(Dataset records)
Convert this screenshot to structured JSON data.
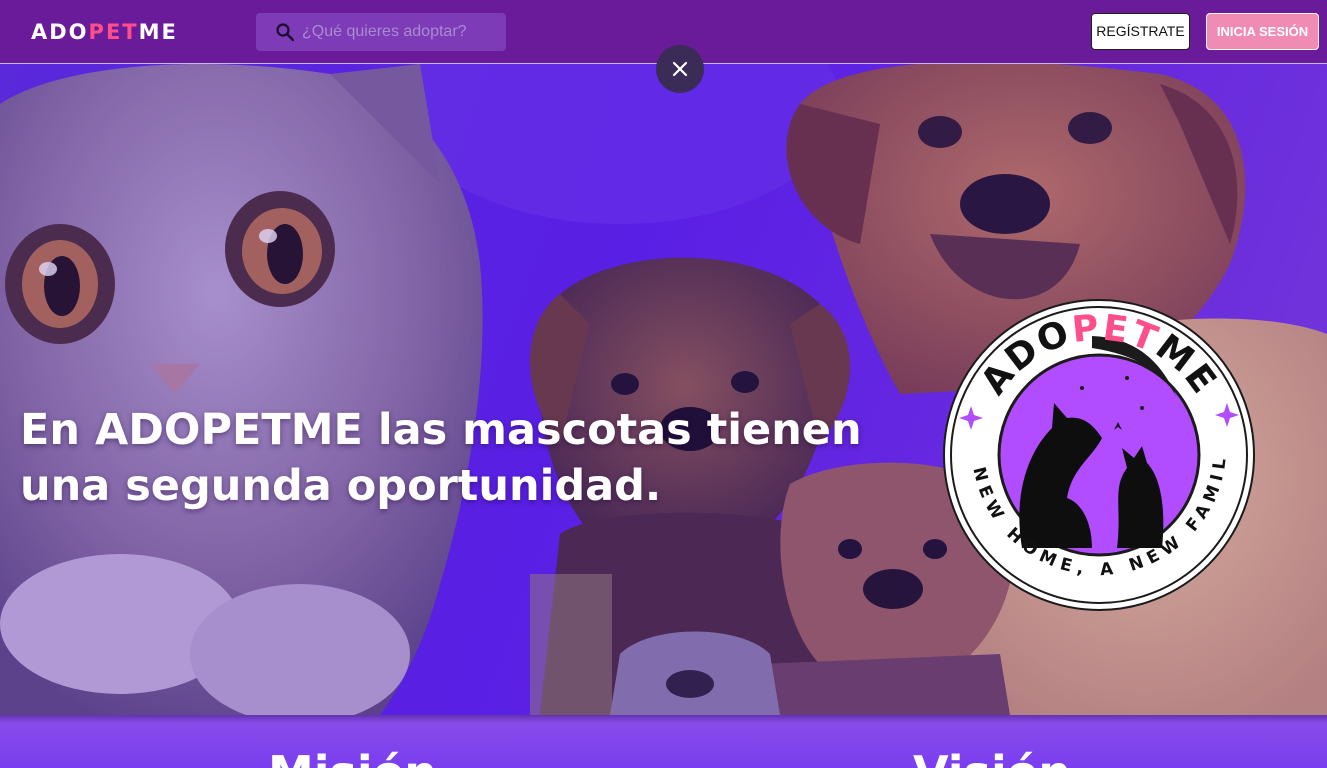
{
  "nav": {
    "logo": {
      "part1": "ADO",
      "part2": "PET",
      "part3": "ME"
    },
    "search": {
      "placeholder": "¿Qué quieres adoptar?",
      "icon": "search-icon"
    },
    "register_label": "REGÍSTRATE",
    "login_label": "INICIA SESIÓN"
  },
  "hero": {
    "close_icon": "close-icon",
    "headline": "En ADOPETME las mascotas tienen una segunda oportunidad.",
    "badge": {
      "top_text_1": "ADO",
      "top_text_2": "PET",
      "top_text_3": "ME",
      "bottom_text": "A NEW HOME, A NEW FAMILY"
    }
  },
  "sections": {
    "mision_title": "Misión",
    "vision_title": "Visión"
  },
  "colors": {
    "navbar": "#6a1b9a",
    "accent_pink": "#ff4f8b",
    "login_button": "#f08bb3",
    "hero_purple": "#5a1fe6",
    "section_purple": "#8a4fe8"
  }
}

**WHAT TO DO**
Leaving the pictures aside, transcribe the entire listing exactly.

**OUTPUT FOR THIS TASK**
Convert this screenshot to structured JSON data.
{
  "nav": {
    "logo": {
      "part1": "ADO",
      "part2": "PET",
      "part3": "ME"
    },
    "search": {
      "placeholder": "¿Qué quieres adoptar?",
      "icon": "search-icon"
    },
    "register_label": "REGÍSTRATE",
    "login_label": "INICIA SESIÓN"
  },
  "hero": {
    "close_icon": "close-icon",
    "headline": "En ADOPETME las mascotas tienen una segunda oportunidad.",
    "badge": {
      "top_text_1": "ADO",
      "top_text_2": "PET",
      "top_text_3": "ME",
      "bottom_text": "A NEW HOME, A NEW FAMILY"
    }
  },
  "sections": {
    "mision_title": "Misión",
    "vision_title": "Visión"
  },
  "colors": {
    "navbar": "#6a1b9a",
    "accent_pink": "#ff4f8b",
    "login_button": "#f08bb3",
    "hero_purple": "#5a1fe6",
    "section_purple": "#8a4fe8"
  }
}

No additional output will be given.